Locate every line in the records below that contains the word "Somewhat", and copy each one.
----- RECORD EXTRACTS -----
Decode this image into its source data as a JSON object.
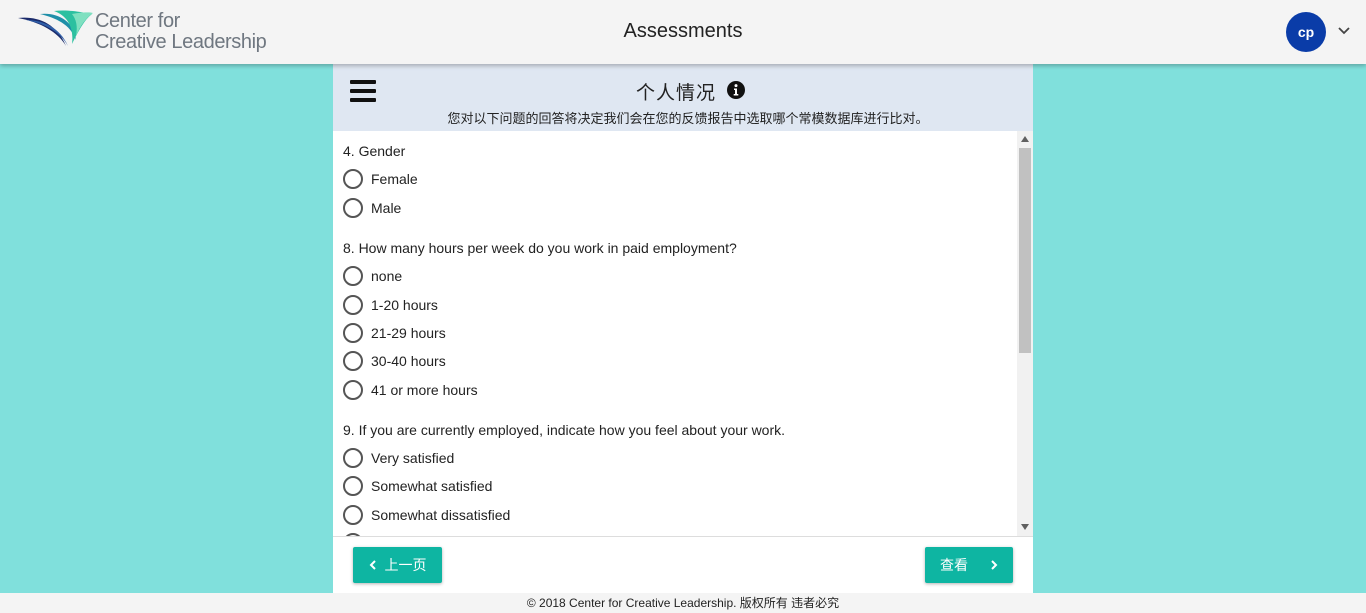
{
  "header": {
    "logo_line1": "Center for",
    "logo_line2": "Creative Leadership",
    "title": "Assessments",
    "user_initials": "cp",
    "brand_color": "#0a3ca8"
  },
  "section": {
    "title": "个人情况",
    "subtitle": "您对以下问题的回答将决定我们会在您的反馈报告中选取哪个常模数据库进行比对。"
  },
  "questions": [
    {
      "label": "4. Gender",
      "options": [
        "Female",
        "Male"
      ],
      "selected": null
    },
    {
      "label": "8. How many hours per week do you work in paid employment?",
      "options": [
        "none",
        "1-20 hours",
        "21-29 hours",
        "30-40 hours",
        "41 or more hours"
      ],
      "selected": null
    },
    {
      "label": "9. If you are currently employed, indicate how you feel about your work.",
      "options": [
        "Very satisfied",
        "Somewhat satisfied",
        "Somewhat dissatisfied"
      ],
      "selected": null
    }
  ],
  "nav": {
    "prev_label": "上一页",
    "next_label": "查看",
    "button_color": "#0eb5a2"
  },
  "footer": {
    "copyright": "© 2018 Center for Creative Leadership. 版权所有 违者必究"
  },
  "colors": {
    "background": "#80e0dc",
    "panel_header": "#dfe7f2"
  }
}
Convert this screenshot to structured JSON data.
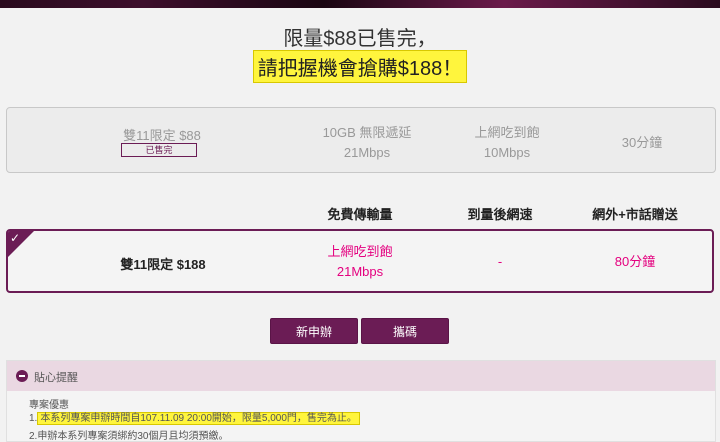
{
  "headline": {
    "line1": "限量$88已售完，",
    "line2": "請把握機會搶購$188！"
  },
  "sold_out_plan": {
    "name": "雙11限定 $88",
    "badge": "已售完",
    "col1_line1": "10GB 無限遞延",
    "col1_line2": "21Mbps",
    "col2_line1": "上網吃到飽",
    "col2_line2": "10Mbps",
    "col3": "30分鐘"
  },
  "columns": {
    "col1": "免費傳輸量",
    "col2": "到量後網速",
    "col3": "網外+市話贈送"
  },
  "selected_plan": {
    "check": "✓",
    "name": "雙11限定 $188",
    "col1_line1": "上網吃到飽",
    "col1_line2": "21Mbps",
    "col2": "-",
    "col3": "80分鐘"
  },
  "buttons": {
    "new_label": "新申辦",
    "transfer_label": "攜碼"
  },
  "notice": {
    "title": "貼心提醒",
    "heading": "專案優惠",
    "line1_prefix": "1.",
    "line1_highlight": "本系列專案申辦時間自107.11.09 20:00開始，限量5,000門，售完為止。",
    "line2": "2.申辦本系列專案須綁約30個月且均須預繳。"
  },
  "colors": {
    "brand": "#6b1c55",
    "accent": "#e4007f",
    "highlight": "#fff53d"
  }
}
-----
# RESPONSE TO THE TASK:
        "Somewhat satisfied",
        "Somewhat dissatisfied"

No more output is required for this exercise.